* STATED EXERCISE
Return the material exactly as supplied, apart from the pictures, which are omitted.

[Data records]
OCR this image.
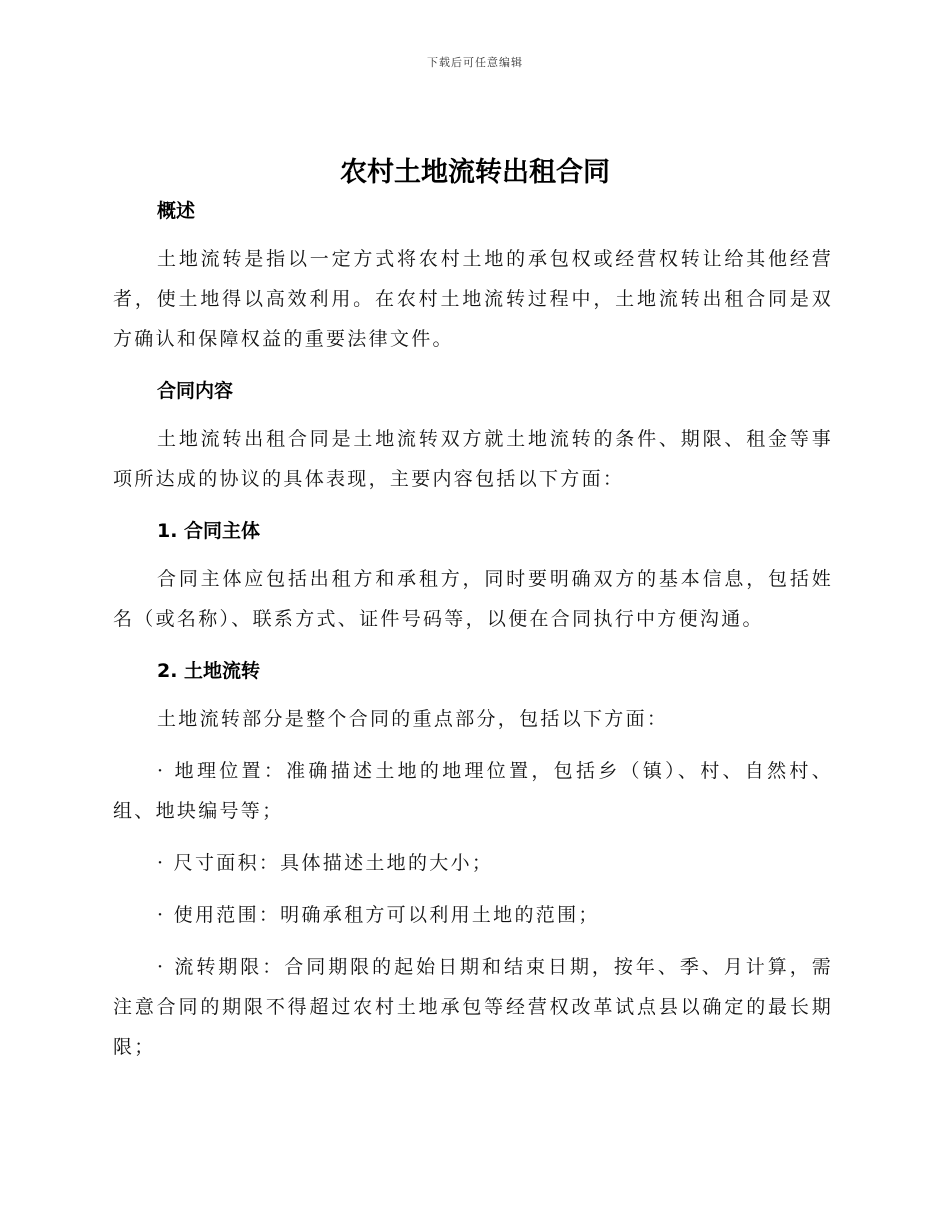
下载后可任意编辑
农村土地流转出租合同

概述

土地流转是指以一定方式将农村土地的承包权或经营权转让给其他经营者，使土地得以高效利用。在农村土地流转过程中，土地流转出租合同是双方确认和保障权益的重要法律文件。

合同内容

土地流转出租合同是土地流转双方就土地流转的条件、期限、租金等事项所达成的协议的具体表现，主要内容包括以下方面：

1. 合同主体

合同主体应包括出租方和承租方，同时要明确双方的基本信息，包括姓名（或名称）、联系方式、证件号码等，以便在合同执行中方便沟通。

2. 土地流转

土地流转部分是整个合同的重点部分，包括以下方面：

· 地理位置：准确描述土地的地理位置，包括乡（镇）、村、自然村、组、地块编号等；

· 尺寸面积：具体描述土地的大小；

· 使用范围：明确承租方可以利用土地的范围；

· 流转期限：合同期限的起始日期和结束日期，按年、季、月计算，需注意合同的期限不得超过农村土地承包等经营权改革试点县以确定的最长期限；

* THE RESPONSE
OCR this image.
下载后可任意编辑
农村土地流转出租合同

概述

土地流转是指以一定方式将农村土地的承包权或经营权转让给其他经营者，使土地得以高效利用。在农村土地流转过程中，土地流转出租合同是双方确认和保障权益的重要法律文件。

合同内容

土地流转出租合同是土地流转双方就土地流转的条件、期限、租金等事项所达成的协议的具体表现，主要内容包括以下方面：

1. 合同主体

合同主体应包括出租方和承租方，同时要明确双方的基本信息，包括姓名（或名称）、联系方式、证件号码等，以便在合同执行中方便沟通。

2. 土地流转

土地流转部分是整个合同的重点部分，包括以下方面：

· 地理位置：准确描述土地的地理位置，包括乡（镇）、村、自然村、组、地块编号等；

· 尺寸面积：具体描述土地的大小；

· 使用范围：明确承租方可以利用土地的范围；

· 流转期限：合同期限的起始日期和结束日期，按年、季、月计算，需注意合同的期限不得超过农村土地承包等经营权改革试点县以确定的最长期限；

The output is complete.